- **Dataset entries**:
▬▬▬▬▬▬▬▬▬▬
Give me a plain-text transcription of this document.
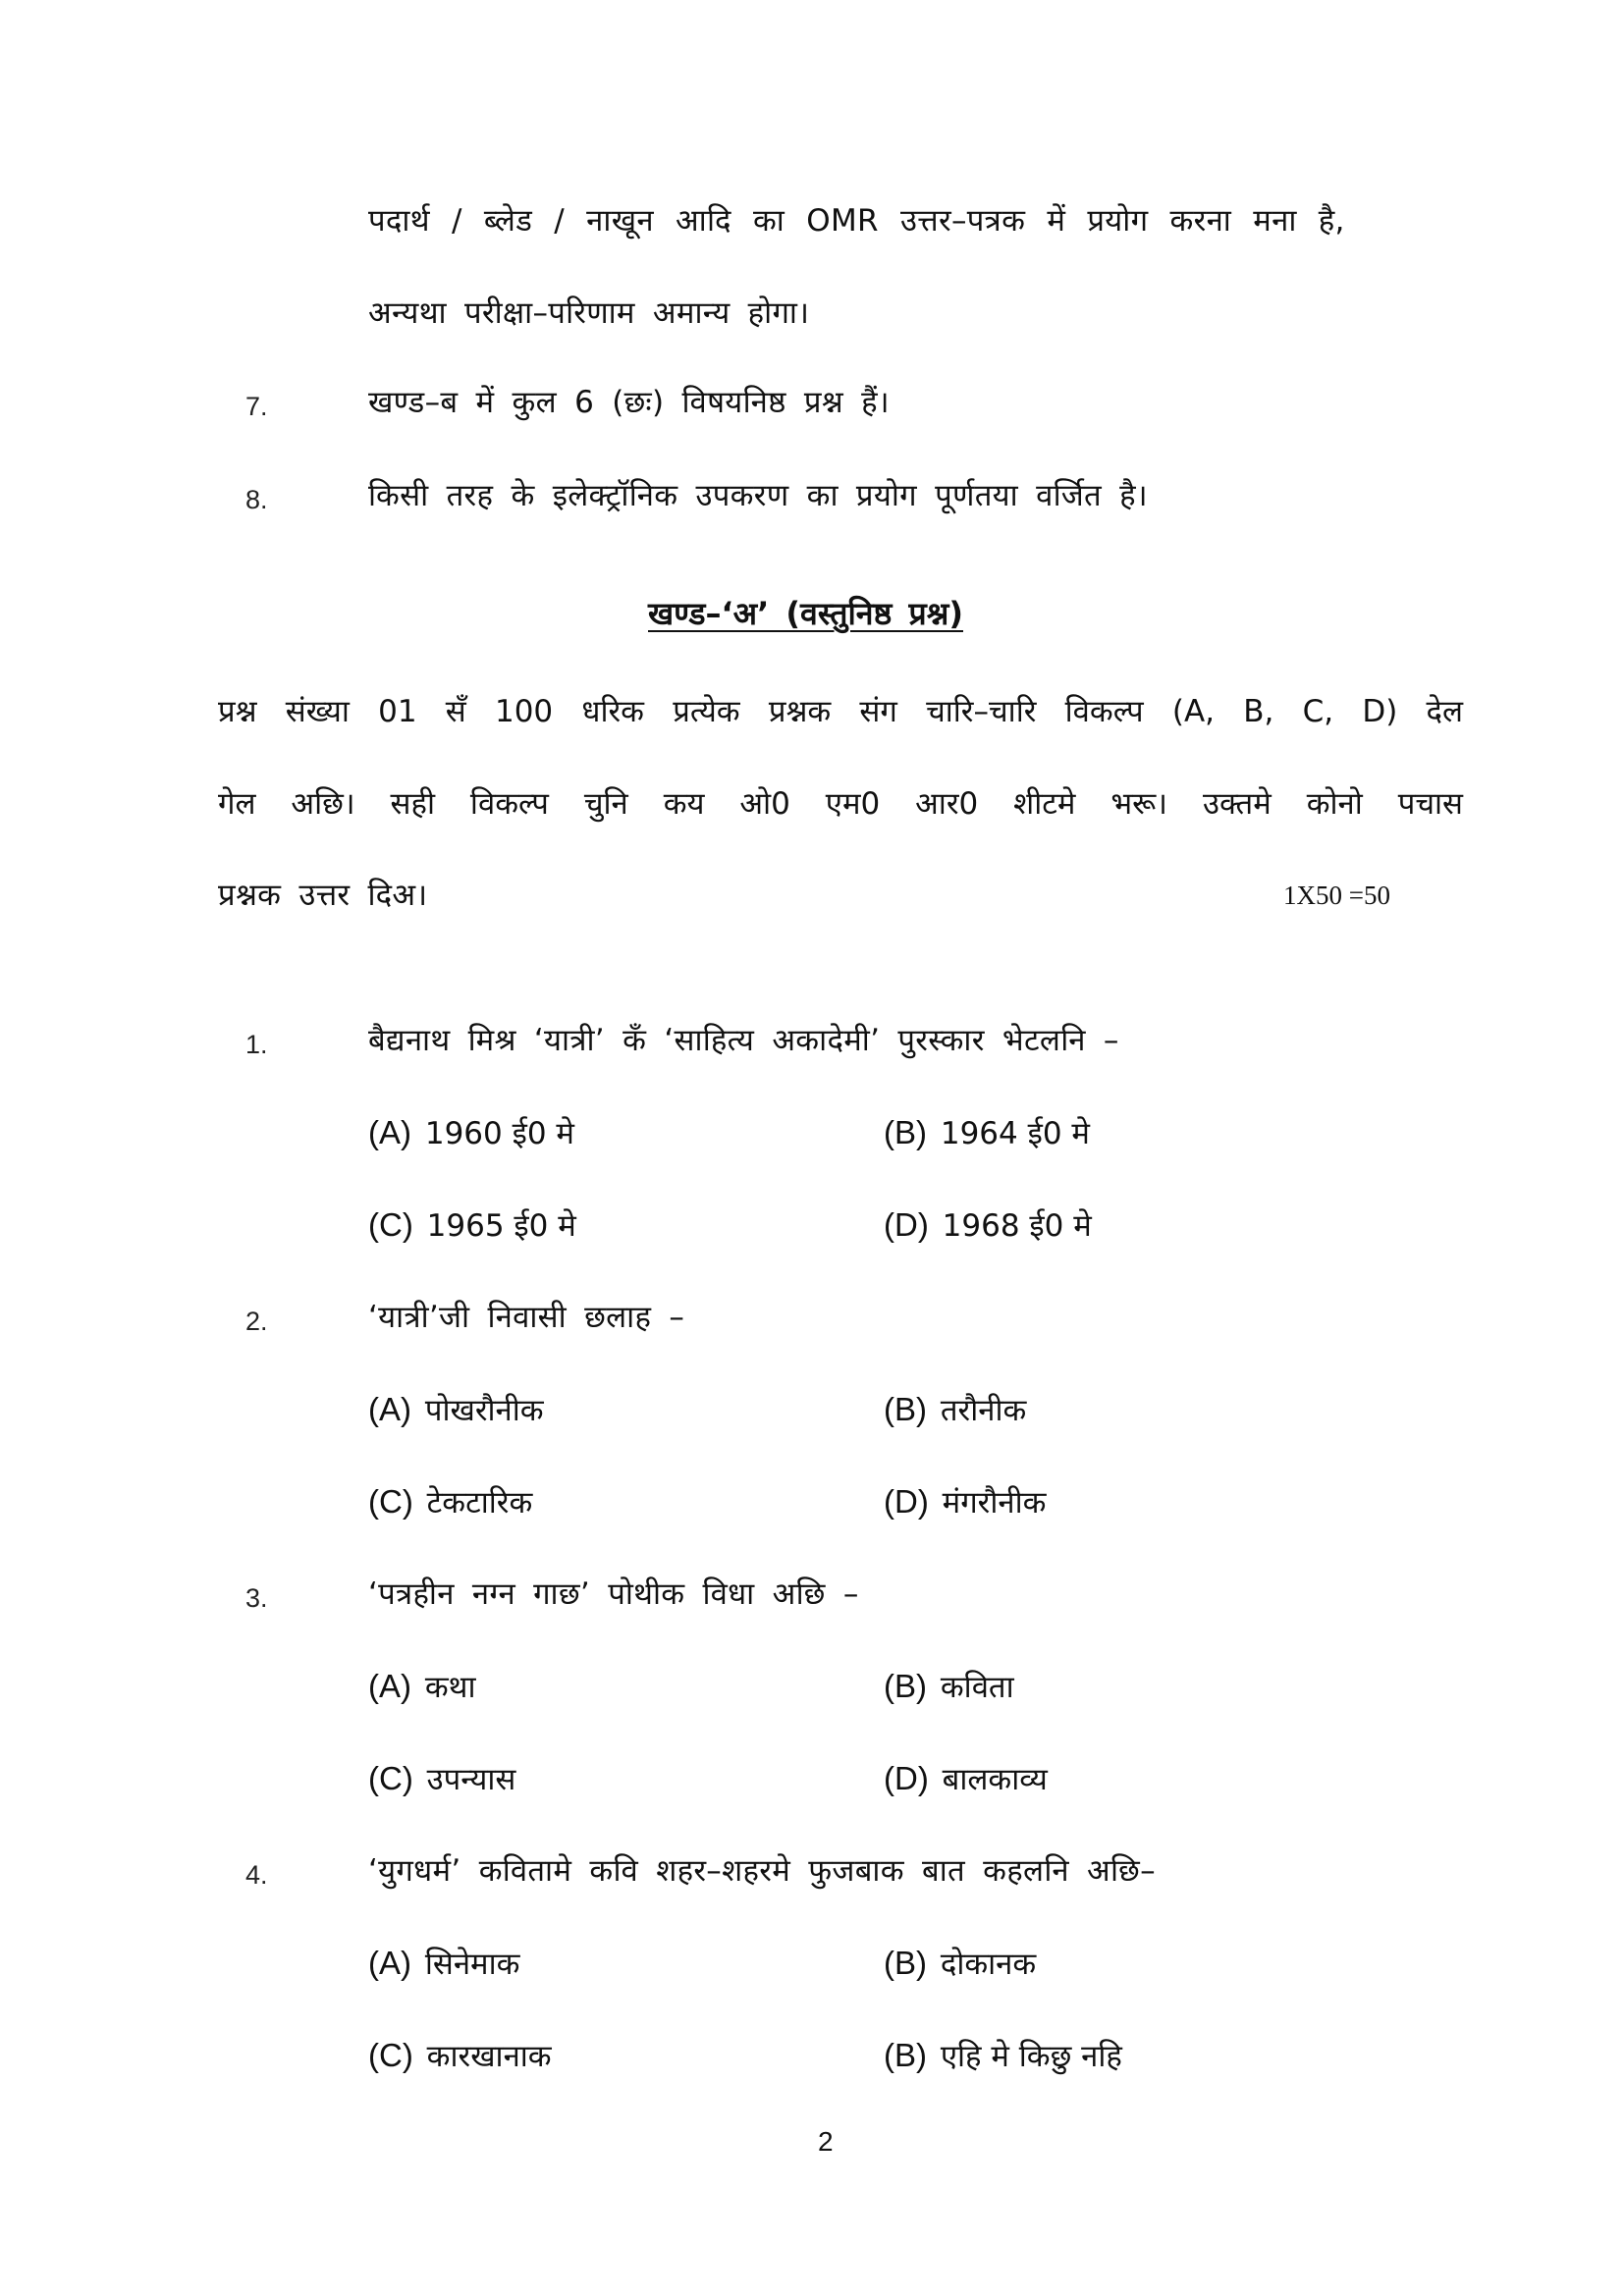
पदार्थ / ब्लेड / नाखून आदि का OMR उत्तर–पत्रक में प्रयोग करना मना है,
अन्यथा परीक्षा–परिणाम अमान्य होगा।
7.	खण्ड–ब में कुल 6 (छः) विषयनिष्ठ प्रश्न हैं।
8.	किसी तरह के इलेक्ट्रॉनिक उपकरण का प्रयोग पूर्णतया वर्जित है।
खण्ड–‘अ’ (वस्तुनिष्ठ प्रश्न)
प्रश्न संख्या 01 सँ 100 धरिक प्रत्येक प्रश्नक संग चारि–चारि विकल्प (A, B, C, D) देल
गेल अछि। सही विकल्प चुनि कय ओ0 एम0 आर0 शीटमे भरू। उक्तमे कोनो पचास
प्रश्नक उत्तर दिअ।	1X50 =50
1.	बैद्यनाथ मिश्र ‘यात्री’ कँ ‘साहित्य अकादेमी’ पुरस्कार भेटलनि –
(A) 1960 ई0 मे	(B) 1964 ई0 मे
(C) 1965 ई0 मे	(D) 1968 ई0 मे
2.	‘यात्री’जी निवासी छलाह –
(A) पोखरौनीक	(B) तरौनीक
(C) टेकटारिक	(D) मंगरौनीक
3.	‘पत्रहीन नग्न गाछ’ पोथीक विधा अछि –
(A) कथा	(B) कविता
(C) उपन्यास	(D) बालकाव्य
4.	‘युगधर्म’ कवितामे कवि शहर–शहरमे फुजबाक बात कहलनि अछि–
(A) सिनेमाक	(B) दोकानक
(C) कारखानाक	(B) एहि मे किछु नहि
2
▬▬▬▬▬▬▬▬▬▬
- **THE EXERCISE**:
Write out all the entries exactly, except for the pictures.

- **SOLUTION FOR THIS PROBLEM**:
Give me a plain-text transcription of this document.
पदार्थ / ब्लेड / नाखून आदि का OMR उत्तर–पत्रक में प्रयोग करना मना है,
अन्यथा परीक्षा–परिणाम अमान्य होगा।
7.	खण्ड–ब में कुल 6 (छः) विषयनिष्ठ प्रश्न हैं।
8.	किसी तरह के इलेक्ट्रॉनिक उपकरण का प्रयोग पूर्णतया वर्जित है।
खण्ड–‘अ’ (वस्तुनिष्ठ प्रश्न)
प्रश्न संख्या 01 सँ 100 धरिक प्रत्येक प्रश्नक संग चारि–चारि विकल्प (A, B, C, D) देल
गेल अछि। सही विकल्प चुनि कय ओ0 एम0 आर0 शीटमे भरू। उक्तमे कोनो पचास
प्रश्नक उत्तर दिअ।	1X50 =50
1.	बैद्यनाथ मिश्र ‘यात्री’ कँ ‘साहित्य अकादेमी’ पुरस्कार भेटलनि –
(A) 1960 ई0 मे	(B) 1964 ई0 मे
(C) 1965 ई0 मे	(D) 1968 ई0 मे
2.	‘यात्री’जी निवासी छलाह –
(A) पोखरौनीक	(B) तरौनीक
(C) टेकटारिक	(D) मंगरौनीक
3.	‘पत्रहीन नग्न गाछ’ पोथीक विधा अछि –
(A) कथा	(B) कविता
(C) उपन्यास	(D) बालकाव्य
4.	‘युगधर्म’ कवितामे कवि शहर–शहरमे फुजबाक बात कहलनि अछि–
(A) सिनेमाक	(B) दोकानक
(C) कारखानाक	(B) एहि मे किछु नहि
2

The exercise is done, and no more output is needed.